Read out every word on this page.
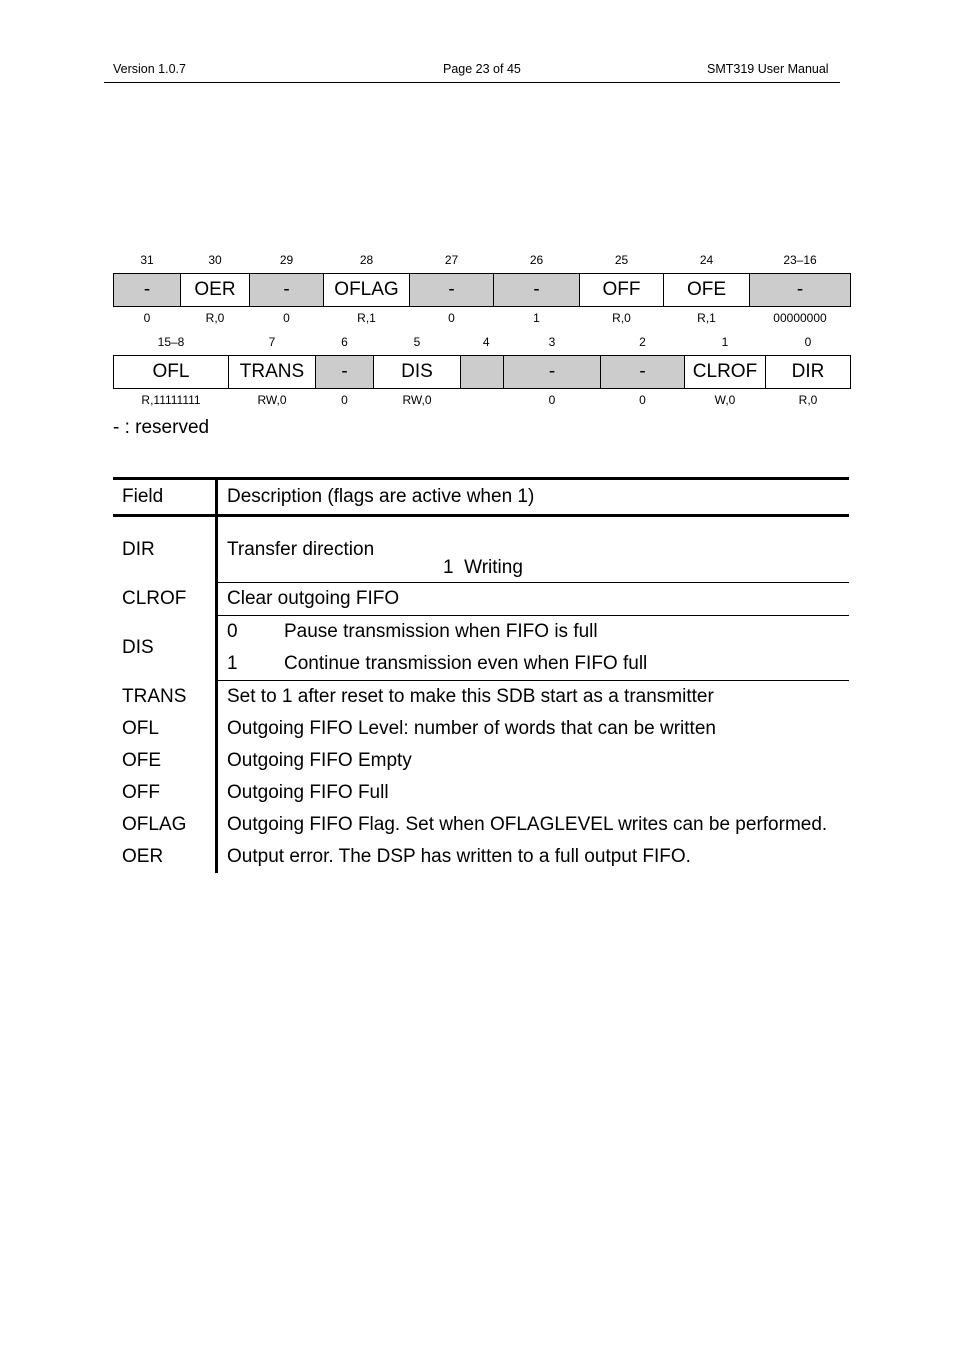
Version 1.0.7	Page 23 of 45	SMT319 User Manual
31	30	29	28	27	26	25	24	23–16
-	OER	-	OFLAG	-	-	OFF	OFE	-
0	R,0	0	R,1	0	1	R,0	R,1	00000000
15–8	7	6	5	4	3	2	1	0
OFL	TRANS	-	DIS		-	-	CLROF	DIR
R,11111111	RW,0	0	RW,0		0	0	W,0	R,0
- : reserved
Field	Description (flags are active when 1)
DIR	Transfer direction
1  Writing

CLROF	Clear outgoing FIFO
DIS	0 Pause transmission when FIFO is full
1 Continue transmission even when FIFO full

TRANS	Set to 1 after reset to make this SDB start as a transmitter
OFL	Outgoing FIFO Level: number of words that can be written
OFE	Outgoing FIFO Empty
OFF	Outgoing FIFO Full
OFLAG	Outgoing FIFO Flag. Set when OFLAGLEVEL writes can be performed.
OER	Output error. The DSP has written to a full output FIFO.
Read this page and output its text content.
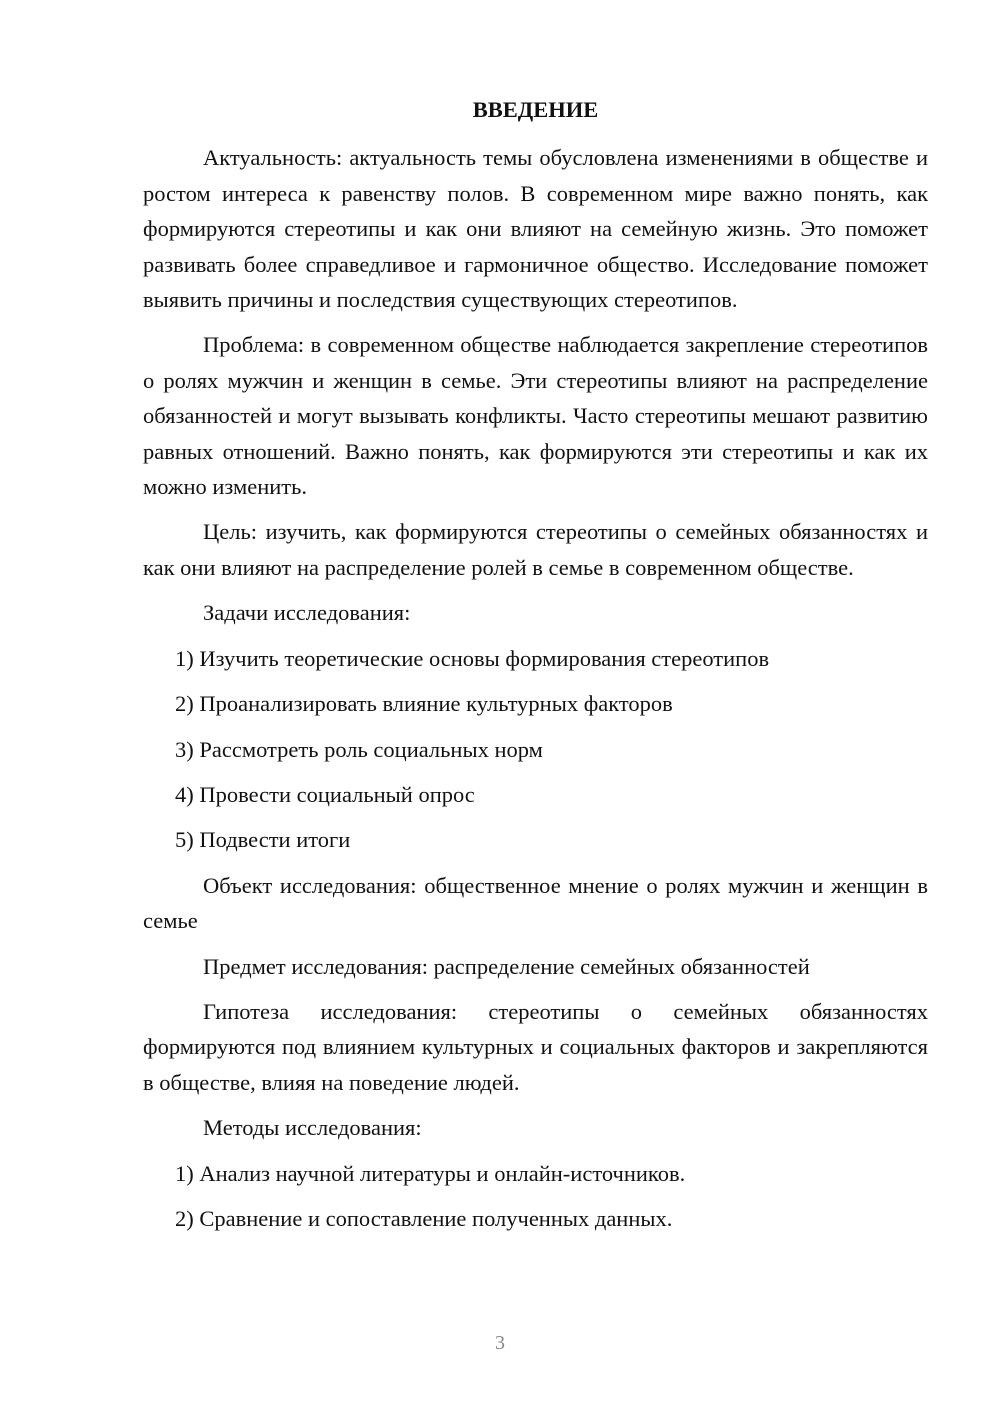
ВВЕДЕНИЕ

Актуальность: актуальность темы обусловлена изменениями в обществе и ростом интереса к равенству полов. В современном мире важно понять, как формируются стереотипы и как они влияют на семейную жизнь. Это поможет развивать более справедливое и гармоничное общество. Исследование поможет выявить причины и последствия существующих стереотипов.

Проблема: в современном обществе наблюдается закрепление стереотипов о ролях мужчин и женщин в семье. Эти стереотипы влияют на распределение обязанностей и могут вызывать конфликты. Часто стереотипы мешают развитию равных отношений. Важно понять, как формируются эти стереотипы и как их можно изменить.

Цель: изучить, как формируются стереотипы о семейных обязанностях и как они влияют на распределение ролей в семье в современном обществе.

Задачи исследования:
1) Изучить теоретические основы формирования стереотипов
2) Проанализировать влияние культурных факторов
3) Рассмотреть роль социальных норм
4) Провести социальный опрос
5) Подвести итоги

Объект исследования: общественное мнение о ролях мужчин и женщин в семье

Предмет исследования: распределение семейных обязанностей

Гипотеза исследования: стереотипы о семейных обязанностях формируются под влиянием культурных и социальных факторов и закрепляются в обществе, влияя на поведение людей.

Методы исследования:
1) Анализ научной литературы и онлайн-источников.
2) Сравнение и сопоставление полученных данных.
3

━━━━━━━━━━━━━━━━━━━━━━━━━━━━━━

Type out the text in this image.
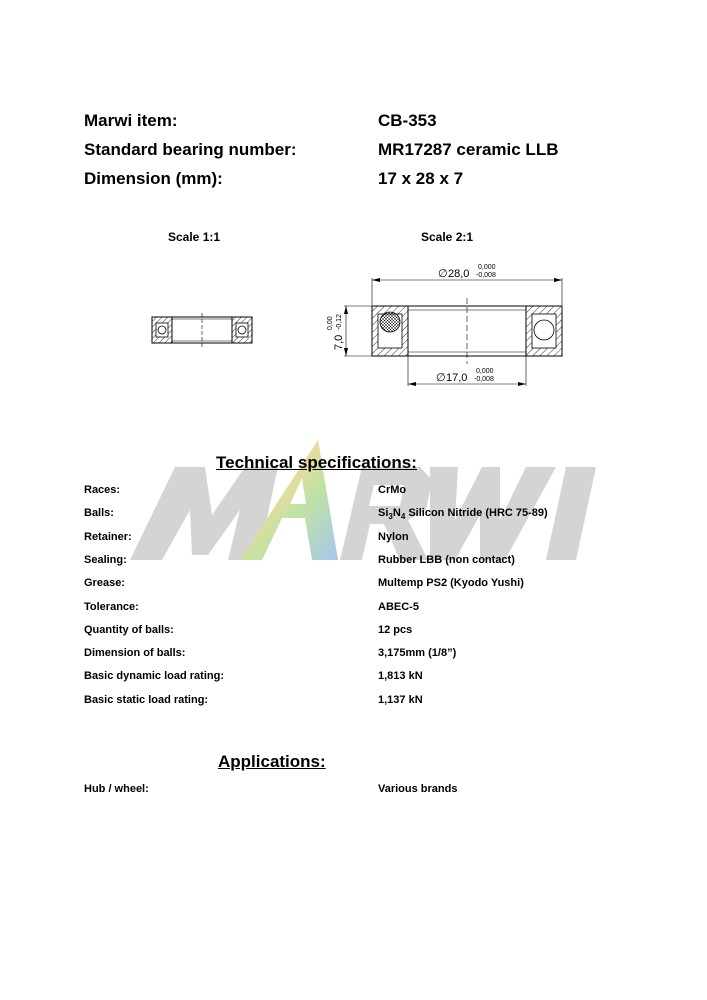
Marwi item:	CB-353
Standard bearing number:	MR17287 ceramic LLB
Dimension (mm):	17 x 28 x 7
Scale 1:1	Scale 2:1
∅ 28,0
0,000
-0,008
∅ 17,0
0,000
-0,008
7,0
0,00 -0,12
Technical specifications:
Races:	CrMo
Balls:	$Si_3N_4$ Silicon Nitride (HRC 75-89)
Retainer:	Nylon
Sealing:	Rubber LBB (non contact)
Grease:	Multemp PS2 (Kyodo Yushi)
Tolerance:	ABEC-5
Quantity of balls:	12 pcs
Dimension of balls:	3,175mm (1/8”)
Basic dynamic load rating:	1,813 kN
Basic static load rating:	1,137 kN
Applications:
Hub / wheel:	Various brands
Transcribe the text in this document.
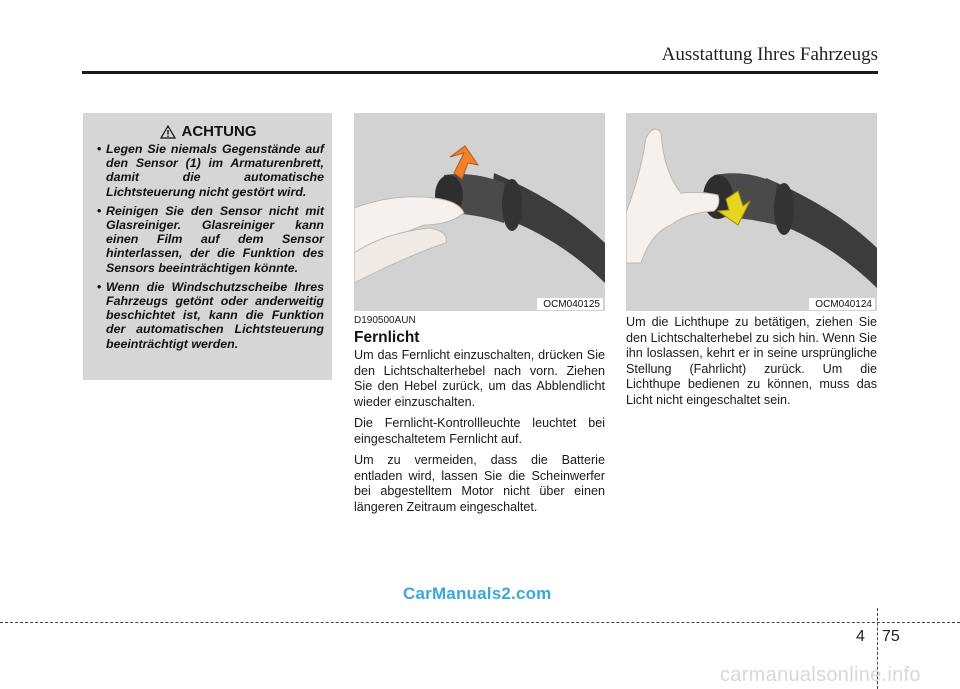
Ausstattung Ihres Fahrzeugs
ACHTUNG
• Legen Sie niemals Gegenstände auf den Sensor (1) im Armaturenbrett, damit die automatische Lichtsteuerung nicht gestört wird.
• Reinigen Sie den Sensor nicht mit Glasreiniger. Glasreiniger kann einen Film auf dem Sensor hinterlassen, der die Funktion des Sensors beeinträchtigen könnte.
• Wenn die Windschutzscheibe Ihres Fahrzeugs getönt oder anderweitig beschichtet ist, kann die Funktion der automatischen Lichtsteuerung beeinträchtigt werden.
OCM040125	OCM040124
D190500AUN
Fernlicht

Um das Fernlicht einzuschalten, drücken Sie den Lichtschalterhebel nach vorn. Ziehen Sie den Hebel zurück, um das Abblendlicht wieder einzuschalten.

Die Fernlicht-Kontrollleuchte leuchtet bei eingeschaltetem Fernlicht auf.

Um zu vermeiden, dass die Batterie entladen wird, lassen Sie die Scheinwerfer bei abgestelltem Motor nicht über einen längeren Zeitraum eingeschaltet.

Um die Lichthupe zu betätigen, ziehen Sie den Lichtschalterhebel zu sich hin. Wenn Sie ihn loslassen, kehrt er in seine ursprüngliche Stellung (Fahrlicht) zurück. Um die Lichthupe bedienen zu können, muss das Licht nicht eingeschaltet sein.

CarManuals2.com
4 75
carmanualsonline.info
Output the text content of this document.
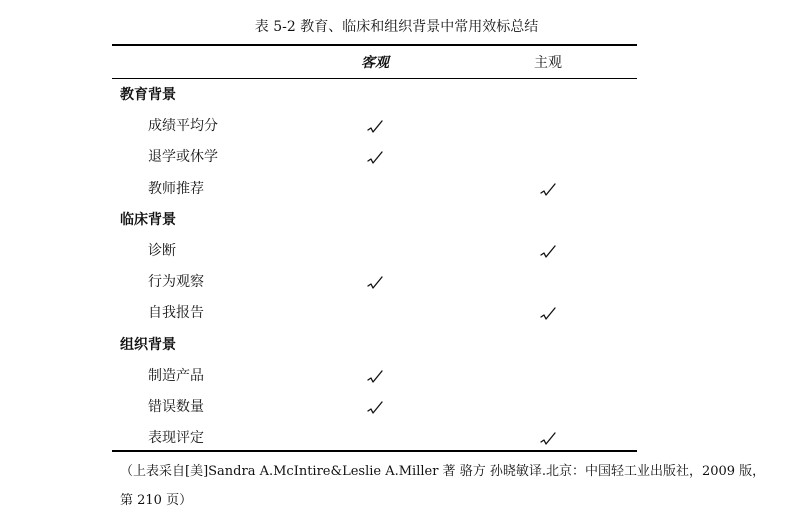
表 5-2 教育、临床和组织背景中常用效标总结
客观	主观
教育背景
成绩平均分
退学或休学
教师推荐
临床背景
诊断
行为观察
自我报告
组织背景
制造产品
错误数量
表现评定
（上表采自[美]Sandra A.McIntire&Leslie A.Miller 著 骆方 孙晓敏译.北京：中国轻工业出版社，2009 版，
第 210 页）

━━━━━━━━━━━━━━━━━━━━━━━━━━━━━━

■ Task goal ■
Work through the records line by line and tally those with the word "социальных". Report only the total.

■ Exercise solution ■
2